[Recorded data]
▼

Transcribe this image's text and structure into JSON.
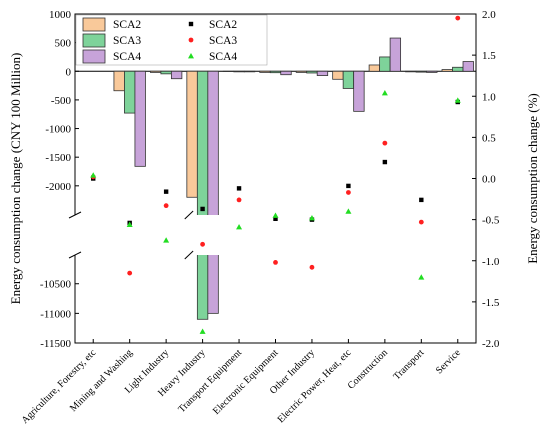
{
  "chart_data": {
    "type": "bar",
    "categories": [
      "Agriculture, Forestry, etc",
      "Mining and Washing",
      "Light Industry",
      "Heavy Industry",
      "Transport Equipment",
      "Electronic Equipment",
      "Other Industry",
      "Electric Power, Heat, etc",
      "Construction",
      "Transport",
      "Service"
    ],
    "series": [
      {
        "name": "SCA2",
        "kind": "bar",
        "axis": "left",
        "color": "#F9C99A",
        "values": [
          0,
          -340,
          -20,
          -2200,
          -5,
          -20,
          -20,
          -140,
          110,
          -10,
          30
        ]
      },
      {
        "name": "SCA3",
        "kind": "bar",
        "axis": "left",
        "color": "#7ED39A",
        "values": [
          0,
          -730,
          -45,
          -11100,
          -10,
          -25,
          -30,
          -300,
          250,
          -15,
          70
        ]
      },
      {
        "name": "SCA4",
        "kind": "bar",
        "axis": "left",
        "color": "#C7A3D9",
        "values": [
          0,
          -1660,
          -130,
          -11000,
          -10,
          -60,
          -75,
          -700,
          580,
          -20,
          170
        ]
      },
      {
        "name": "SCA2",
        "kind": "scatter",
        "axis": "right",
        "marker": "square",
        "color": "#000000",
        "values": [
          0.0,
          -0.54,
          -0.16,
          -0.37,
          -0.12,
          -0.49,
          -0.5,
          -0.09,
          0.2,
          -0.26,
          0.93
        ]
      },
      {
        "name": "SCA3",
        "kind": "scatter",
        "axis": "right",
        "marker": "circle",
        "color": "#FF2020",
        "values": [
          0.02,
          -1.15,
          -0.33,
          -0.8,
          -0.26,
          -1.02,
          -1.08,
          -0.17,
          0.43,
          -0.53,
          1.95
        ]
      },
      {
        "name": "SCA4",
        "kind": "scatter",
        "axis": "right",
        "marker": "triangle",
        "color": "#22DD22",
        "values": [
          0.04,
          -0.56,
          -0.75,
          -1.86,
          -0.59,
          -0.45,
          -0.48,
          -0.4,
          1.04,
          -1.2,
          0.95
        ]
      }
    ],
    "left_axis": {
      "label": "Energy consumption change (CNY 100 Million)",
      "broken": true,
      "upper_segment": {
        "min": -2300,
        "max": 1000,
        "ticks": [
          1000,
          500,
          0,
          -500,
          -1000,
          -1500,
          -2000
        ],
        "tick_labels": [
          "1000",
          "500",
          "0",
          "-500",
          "-1000",
          "-1500",
          "-2000"
        ]
      },
      "lower_segment": {
        "min": -11500,
        "max": -10150,
        "ticks": [
          -10500,
          -11000,
          -11500
        ],
        "tick_labels": [
          "-10500",
          "-11000",
          "-11500"
        ]
      }
    },
    "right_axis": {
      "label": "Energy consumption change (%)",
      "ylim": [
        -2.0,
        2.0
      ],
      "ticks": [
        2.0,
        1.5,
        1.0,
        0.5,
        0.0,
        -0.5,
        -1.0,
        -1.5,
        -2.0
      ],
      "tick_labels": [
        "2.0",
        "1.5",
        "1.0",
        "0.5",
        "0.0",
        "-0.5",
        "-1.0",
        "-1.5",
        "-2.0"
      ]
    },
    "legend": {
      "placement": "top-left",
      "columns": 2
    }
  }
}
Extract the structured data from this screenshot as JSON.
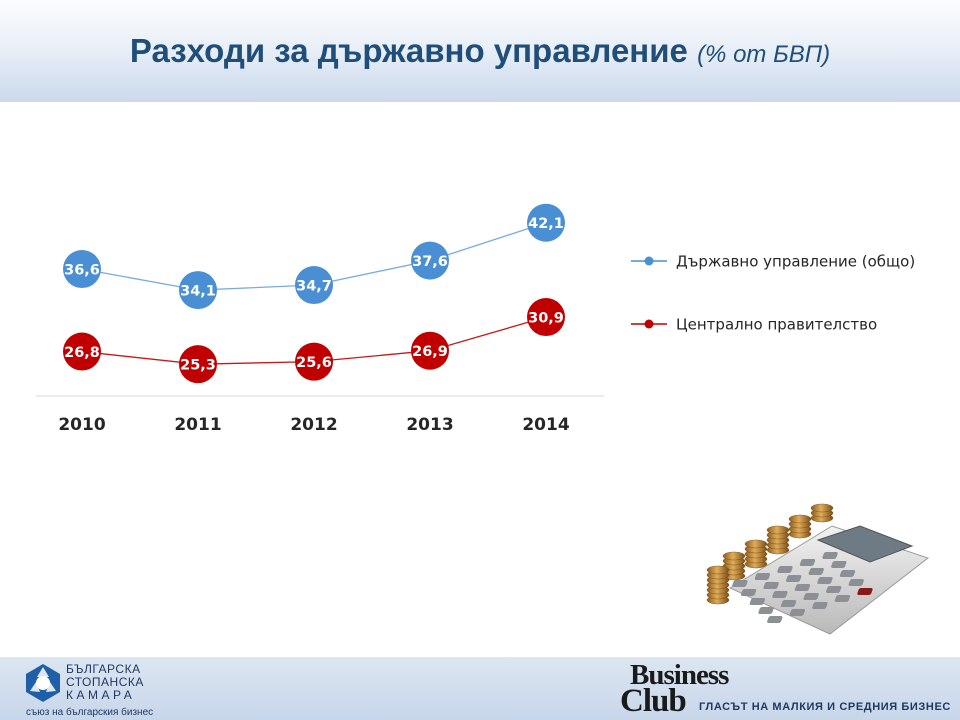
{
  "header": {
    "title": "Разходи за държавно управление",
    "subtitle": "(% от БВП)"
  },
  "chart_data": {
    "type": "line",
    "categories": [
      "2010",
      "2011",
      "2012",
      "2013",
      "2014"
    ],
    "series": [
      {
        "name": "Държавно управление (общо)",
        "values": [
          36.6,
          34.1,
          34.7,
          37.6,
          42.1
        ],
        "labels": [
          "36,6",
          "34,1",
          "34,7",
          "37,6",
          "42,1"
        ],
        "color": "#4a8fd4"
      },
      {
        "name": "Централно правителство",
        "values": [
          26.8,
          25.3,
          25.6,
          26.9,
          30.9
        ],
        "labels": [
          "26,8",
          "25,3",
          "25,6",
          "26,9",
          "30,9"
        ],
        "color": "#c00000"
      }
    ],
    "title": "Разходи за държавно управление (% от БВП)",
    "xlabel": "",
    "ylabel": "",
    "ylim": [
      20,
      46
    ],
    "grid": false,
    "legend": "right"
  },
  "footer": {
    "left_logo": {
      "lines": [
        "БЪЛГАРСКА",
        "СТОПАНСКА",
        "КАМАРА"
      ],
      "slogan": "съюз на българския бизнес"
    },
    "right_logo": {
      "word1": "Business",
      "word2": "Club",
      "slogan": "ГЛАСЪТ НА МАЛКИЯ И СРЕДНИЯ БИЗНЕС"
    }
  },
  "colors": {
    "title": "#1f4e79",
    "header_gradient_end": "#cbd9ec",
    "footer_band": "#c7d6ea"
  },
  "icons": {
    "footer_left": "bsk-logo-icon",
    "illustration": "calculator-coins-icon"
  }
}
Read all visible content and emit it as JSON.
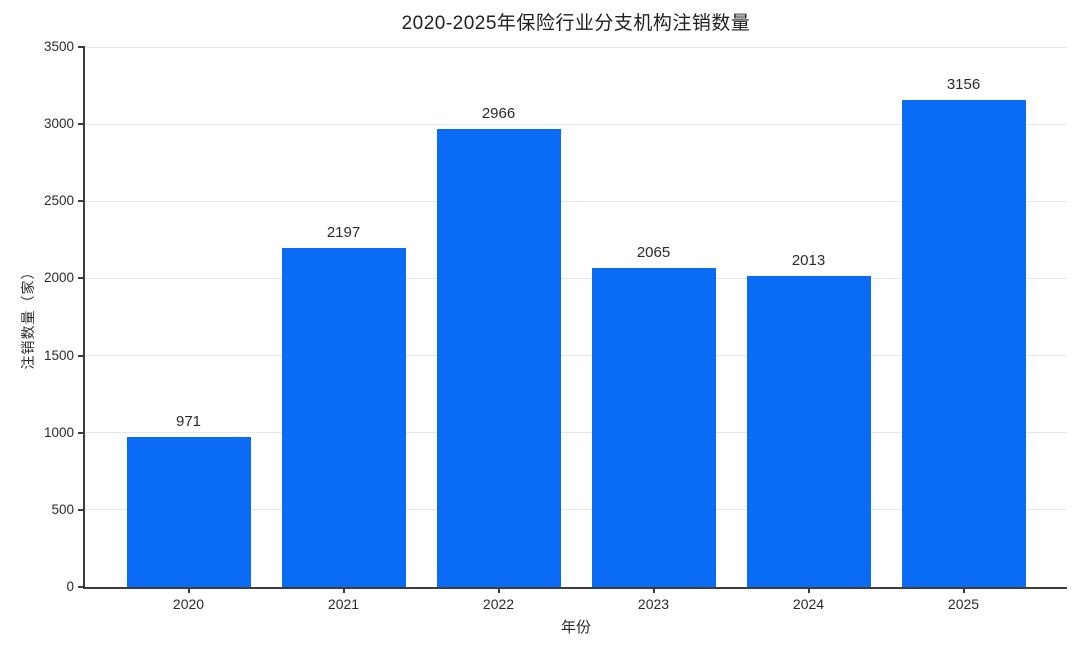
{
  "chart_data": {
    "type": "bar",
    "title": "2020-2025年保险行业分支机构注销数量",
    "xlabel": "年份",
    "ylabel": "注销数量（家）",
    "categories": [
      "2020",
      "2021",
      "2022",
      "2023",
      "2024",
      "2025"
    ],
    "values": [
      971,
      2197,
      2966,
      2065,
      2013,
      3156
    ],
    "ylim": [
      0,
      3500
    ],
    "yticks": [
      0,
      500,
      1000,
      1500,
      2000,
      2500,
      3000,
      3500
    ],
    "grid": "horizontal-only",
    "legend": "none",
    "bar_labels_shown": true,
    "colors": {
      "bar": "#0a6cf5",
      "grid": "#e7e7e7",
      "axis": "#3d3d3d",
      "text": "#2b2b2b",
      "background": "#ffffff"
    }
  }
}
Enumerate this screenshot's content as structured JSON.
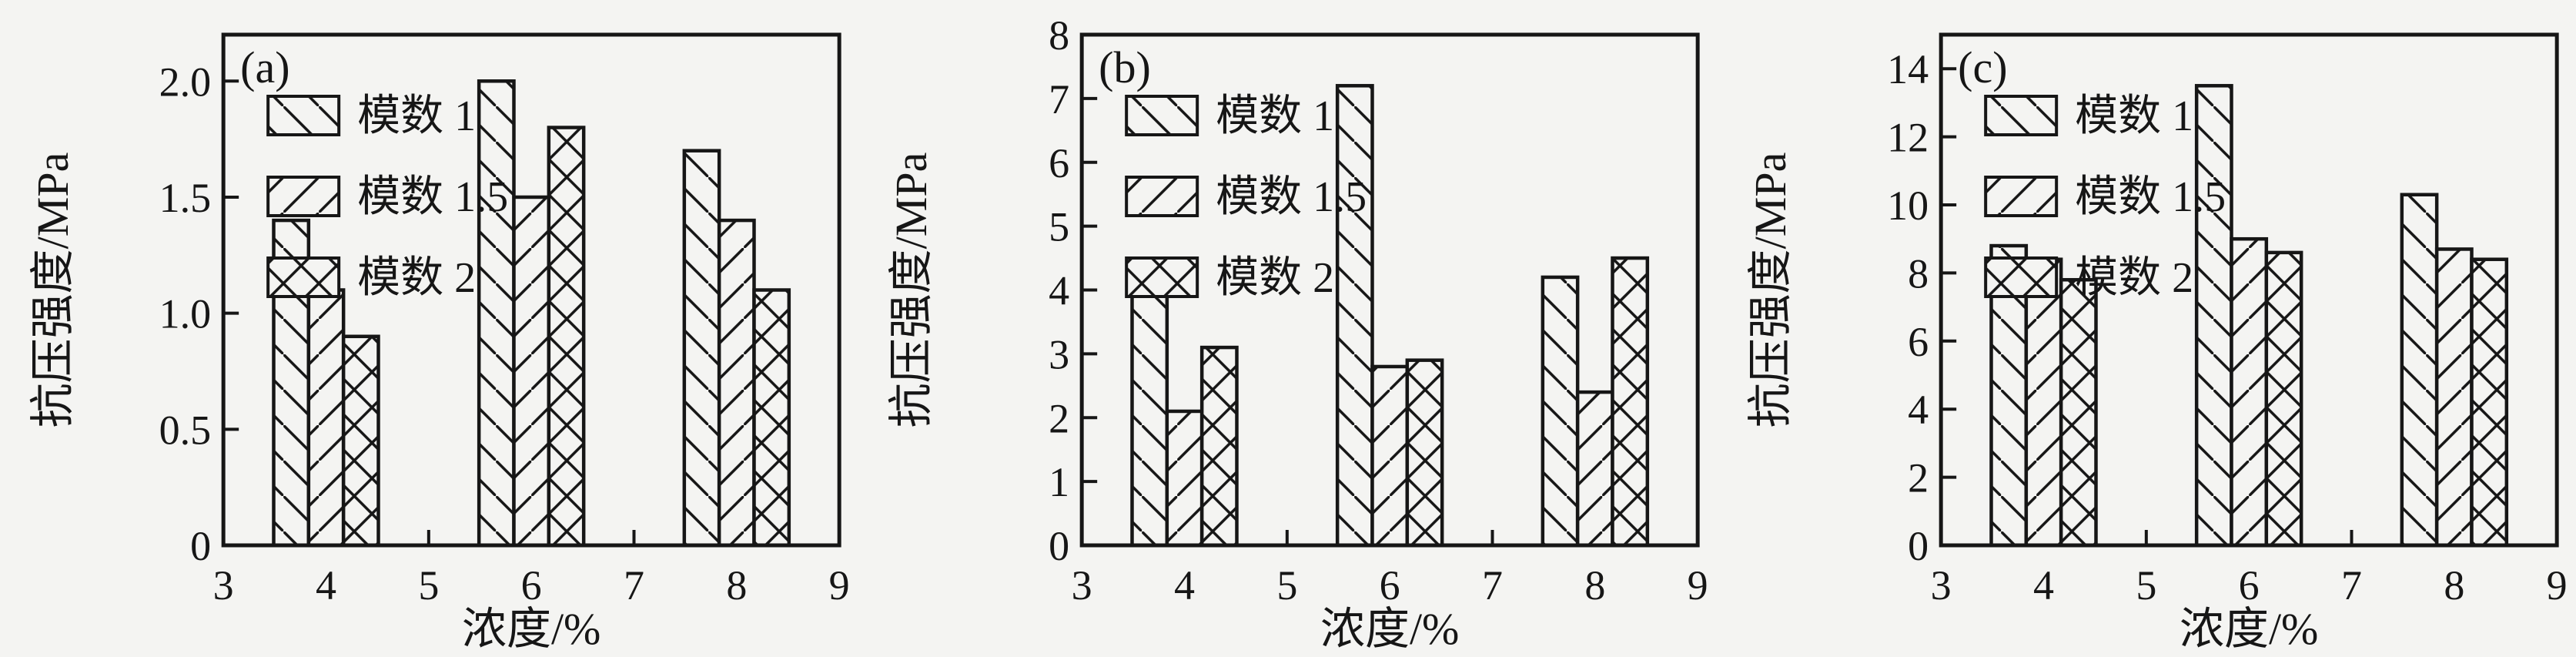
{
  "figure": {
    "background": "#f4f4f2",
    "line_color": "#161616",
    "text_color": "#161616",
    "xlabel": "浓度/%",
    "ylabel": "抗压强度/MPa",
    "legend_labels": [
      "模数 1",
      "模数 1.5",
      "模数 2"
    ],
    "hatch_styles": [
      "diag-down",
      "diag-up",
      "cross"
    ]
  },
  "chart_data": [
    {
      "type": "bar",
      "panel_label": "(a)",
      "xlabel": "浓度/%",
      "ylabel": "抗压强度/MPa",
      "categories": [
        4,
        6,
        8
      ],
      "series": [
        {
          "name": "模数 1",
          "hatch": "diag-down",
          "values": [
            1.4,
            2.0,
            1.7
          ]
        },
        {
          "name": "模数 1.5",
          "hatch": "diag-up",
          "values": [
            1.1,
            1.5,
            1.4
          ]
        },
        {
          "name": "模数 2",
          "hatch": "cross",
          "values": [
            0.9,
            1.8,
            1.1
          ]
        }
      ],
      "xlim": [
        3,
        9
      ],
      "ylim": [
        0,
        2.2
      ],
      "xticks": [
        3,
        4,
        5,
        6,
        7,
        8,
        9
      ],
      "xtick_labels": [
        "3",
        "4",
        "5",
        "6",
        "7",
        "8",
        "9"
      ],
      "yticks": [
        0,
        0.5,
        1.0,
        1.5,
        2.0
      ],
      "ytick_labels": [
        "0",
        "0.5",
        "1.0",
        "1.5",
        "2.0"
      ],
      "grid": false,
      "legend_position": "upper-left"
    },
    {
      "type": "bar",
      "panel_label": "(b)",
      "xlabel": "浓度/%",
      "ylabel": "抗压强度/MPa",
      "categories": [
        4,
        6,
        8
      ],
      "series": [
        {
          "name": "模数 1",
          "hatch": "diag-down",
          "values": [
            4.0,
            7.2,
            4.2
          ]
        },
        {
          "name": "模数 1.5",
          "hatch": "diag-up",
          "values": [
            2.1,
            2.8,
            2.4
          ]
        },
        {
          "name": "模数 2",
          "hatch": "cross",
          "values": [
            3.1,
            2.9,
            4.5
          ]
        }
      ],
      "xlim": [
        3,
        9
      ],
      "ylim": [
        0,
        8
      ],
      "xticks": [
        3,
        4,
        5,
        6,
        7,
        8,
        9
      ],
      "xtick_labels": [
        "3",
        "4",
        "5",
        "6",
        "7",
        "8",
        "9"
      ],
      "yticks": [
        0,
        1,
        2,
        3,
        4,
        5,
        6,
        7,
        8
      ],
      "ytick_labels": [
        "0",
        "1",
        "2",
        "3",
        "4",
        "5",
        "6",
        "7",
        "8"
      ],
      "grid": false,
      "legend_position": "upper-left"
    },
    {
      "type": "bar",
      "panel_label": "(c)",
      "xlabel": "浓度/%",
      "ylabel": "抗压强度/MPa",
      "categories": [
        4,
        6,
        8
      ],
      "series": [
        {
          "name": "模数 1",
          "hatch": "diag-down",
          "values": [
            8.8,
            13.5,
            10.3
          ]
        },
        {
          "name": "模数 1.5",
          "hatch": "diag-up",
          "values": [
            8.4,
            9.0,
            8.7
          ]
        },
        {
          "name": "模数 2",
          "hatch": "cross",
          "values": [
            7.8,
            8.6,
            8.4
          ]
        }
      ],
      "xlim": [
        3,
        9
      ],
      "ylim": [
        0,
        15
      ],
      "xticks": [
        3,
        4,
        5,
        6,
        7,
        8,
        9
      ],
      "xtick_labels": [
        "3",
        "4",
        "5",
        "6",
        "7",
        "8",
        "9"
      ],
      "yticks": [
        0,
        2,
        4,
        6,
        8,
        10,
        12,
        14
      ],
      "ytick_labels": [
        "0",
        "2",
        "4",
        "6",
        "8",
        "10",
        "12",
        "14"
      ],
      "grid": false,
      "legend_position": "upper-left"
    }
  ]
}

▲

_What the task requires_: Where a line above includes "consumption", copy that line.

_Result_:
      "label": "Energy consumption change (CNY 100 Million)",
      "label": "Energy consumption change (%)",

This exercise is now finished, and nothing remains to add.